DATA TO USE.
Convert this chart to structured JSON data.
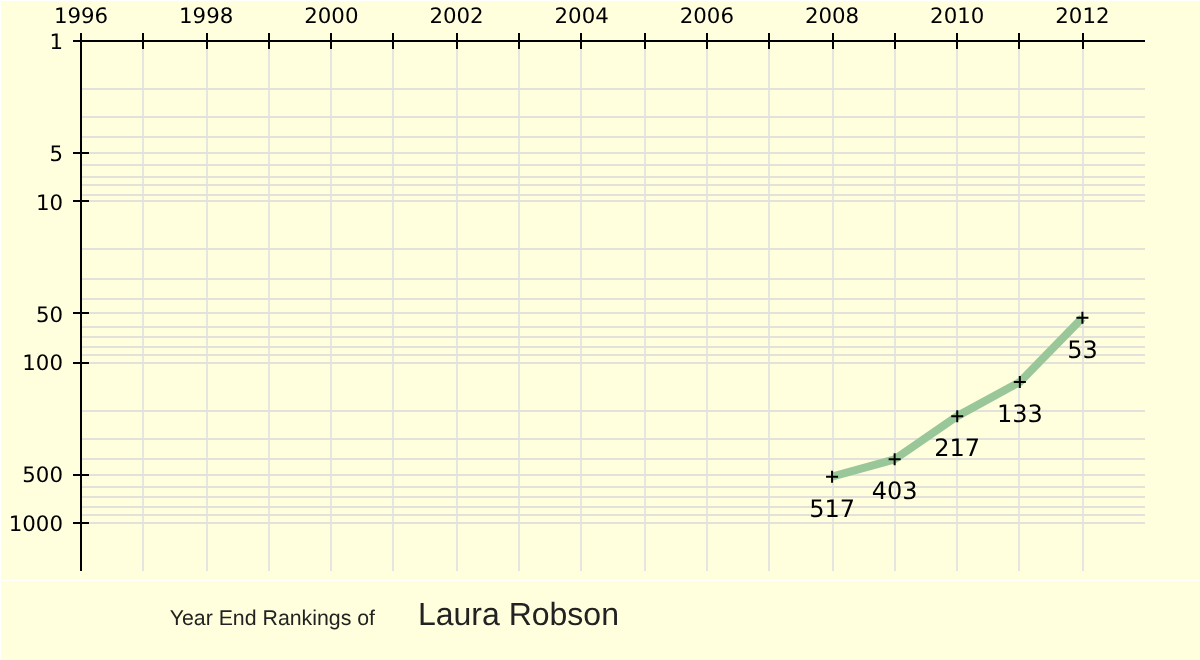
{
  "chart_data": {
    "type": "line",
    "title": "Year End Rankings of",
    "subtitle": "Laura Robson",
    "x": [
      2008,
      2009,
      2010,
      2011,
      2012
    ],
    "series": [
      {
        "color": "#99c799",
        "values": [
          517,
          403,
          217,
          133,
          53
        ]
      }
    ],
    "xlim": [
      1996,
      2013
    ],
    "xticks": [
      1996,
      {
        "value": 1997,
        "label": null
      },
      1998,
      {
        "value": 1999,
        "label": null
      },
      2000,
      {
        "value": 2001,
        "label": null
      },
      2002,
      {
        "value": 2003,
        "label": null
      },
      2004,
      {
        "value": 2005,
        "label": null
      },
      2006,
      {
        "value": 2007,
        "label": null
      },
      2008,
      {
        "value": 2009,
        "label": null
      },
      2010,
      {
        "value": 2011,
        "label": null
      },
      2012
    ],
    "ylim": [
      2000,
      1
    ],
    "yticks": [
      1,
      5,
      10,
      50,
      100,
      500,
      1000
    ],
    "log": "y",
    "grid": true,
    "marker": "cross",
    "line_style": "solid",
    "data_labels": true
  }
}
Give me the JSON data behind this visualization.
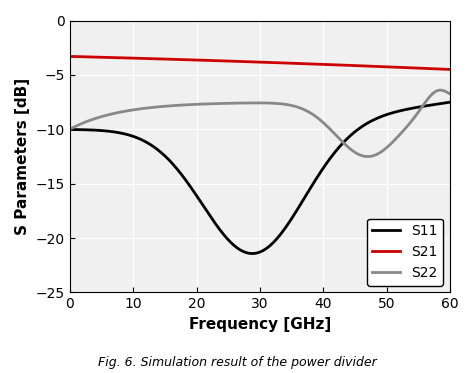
{
  "title": "",
  "caption": "Fig. 6. Simulation result of the power divider",
  "xlabel": "Frequency [GHz]",
  "ylabel": "S Parameters [dB]",
  "xlim": [
    0,
    60
  ],
  "ylim": [
    -25,
    0
  ],
  "xticks": [
    0,
    10,
    20,
    30,
    40,
    50,
    60
  ],
  "yticks": [
    0,
    -5,
    -10,
    -15,
    -20,
    -25
  ],
  "grid": true,
  "legend": [
    "S11",
    "S21",
    "S22"
  ],
  "colors": {
    "S11": "#000000",
    "S21": "#cc0000",
    "S22": "#888888"
  },
  "linewidth": 2.0,
  "background_color": "#f0f0f0"
}
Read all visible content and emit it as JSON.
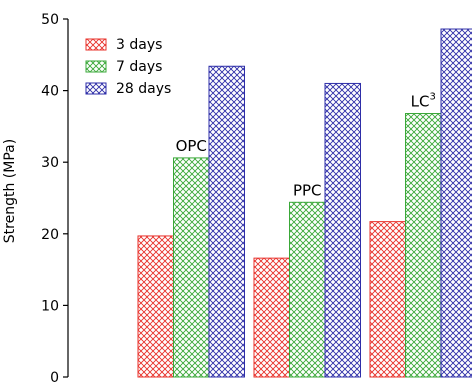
{
  "chart_data": {
    "type": "bar",
    "categories": [
      "OPC",
      "PPC",
      "LC"
    ],
    "category_label_sup": {
      "LC": "3"
    },
    "series": [
      {
        "name": "3 days",
        "values": [
          19.7,
          16.6,
          21.7
        ],
        "color": "#e8302a"
      },
      {
        "name": "7 days",
        "values": [
          30.6,
          24.4,
          36.8
        ],
        "color": "#3aa838"
      },
      {
        "name": "28 days",
        "values": [
          43.4,
          41.0,
          48.6
        ],
        "color": "#2e2ea8"
      }
    ],
    "ylabel": "Strength (MPa)",
    "ylim": [
      0,
      50
    ],
    "yticks": [
      0,
      10,
      20,
      30,
      40,
      50
    ],
    "grid": false,
    "legend_position": "top-left"
  }
}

SHORT PROBLEM. Every line of text is to be repeated exactly; pictures are left out.

SOLUTION FOR THIS TASK.
Convert this chart to structured JSON data.
{
  "chart_data": {
    "type": "line",
    "title": "Year End Rankings of",
    "subtitle": "Laura Robson",
    "x": [
      2008,
      2009,
      2010,
      2011,
      2012
    ],
    "series": [
      {
        "color": "#99c799",
        "values": [
          517,
          403,
          217,
          133,
          53
        ]
      }
    ],
    "xlim": [
      1996,
      2013
    ],
    "xticks": [
      1996,
      {
        "value": 1997,
        "label": null
      },
      1998,
      {
        "value": 1999,
        "label": null
      },
      2000,
      {
        "value": 2001,
        "label": null
      },
      2002,
      {
        "value": 2003,
        "label": null
      },
      2004,
      {
        "value": 2005,
        "label": null
      },
      2006,
      {
        "value": 2007,
        "label": null
      },
      2008,
      {
        "value": 2009,
        "label": null
      },
      2010,
      {
        "value": 2011,
        "label": null
      },
      2012
    ],
    "ylim": [
      2000,
      1
    ],
    "yticks": [
      1,
      5,
      10,
      50,
      100,
      500,
      1000
    ],
    "log": "y",
    "grid": true,
    "marker": "cross",
    "line_style": "solid",
    "data_labels": true
  }
}
Give me the JSON data behind this visualization.
{
  "title": "",
  "caption": "Fig. 6. Simulation result of the power divider",
  "xlabel": "Frequency [GHz]",
  "ylabel": "S Parameters [dB]",
  "xlim": [
    0,
    60
  ],
  "ylim": [
    -25,
    0
  ],
  "xticks": [
    0,
    10,
    20,
    30,
    40,
    50,
    60
  ],
  "yticks": [
    0,
    -5,
    -10,
    -15,
    -20,
    -25
  ],
  "grid": true,
  "legend": [
    "S11",
    "S21",
    "S22"
  ],
  "colors": {
    "S11": "#000000",
    "S21": "#cc0000",
    "S22": "#888888"
  },
  "linewidth": 2.0,
  "background_color": "#f0f0f0"
}
Read all visible content and emit it as JSON.
{
  "chart_data": {
    "type": "bar",
    "categories": [
      "OPC",
      "PPC",
      "LC"
    ],
    "category_label_sup": {
      "LC": "3"
    },
    "series": [
      {
        "name": "3 days",
        "values": [
          19.7,
          16.6,
          21.7
        ],
        "color": "#e8302a"
      },
      {
        "name": "7 days",
        "values": [
          30.6,
          24.4,
          36.8
        ],
        "color": "#3aa838"
      },
      {
        "name": "28 days",
        "values": [
          43.4,
          41.0,
          48.6
        ],
        "color": "#2e2ea8"
      }
    ],
    "ylabel": "Strength (MPa)",
    "ylim": [
      0,
      50
    ],
    "yticks": [
      0,
      10,
      20,
      30,
      40,
      50
    ],
    "grid": false,
    "legend_position": "top-left"
  }
}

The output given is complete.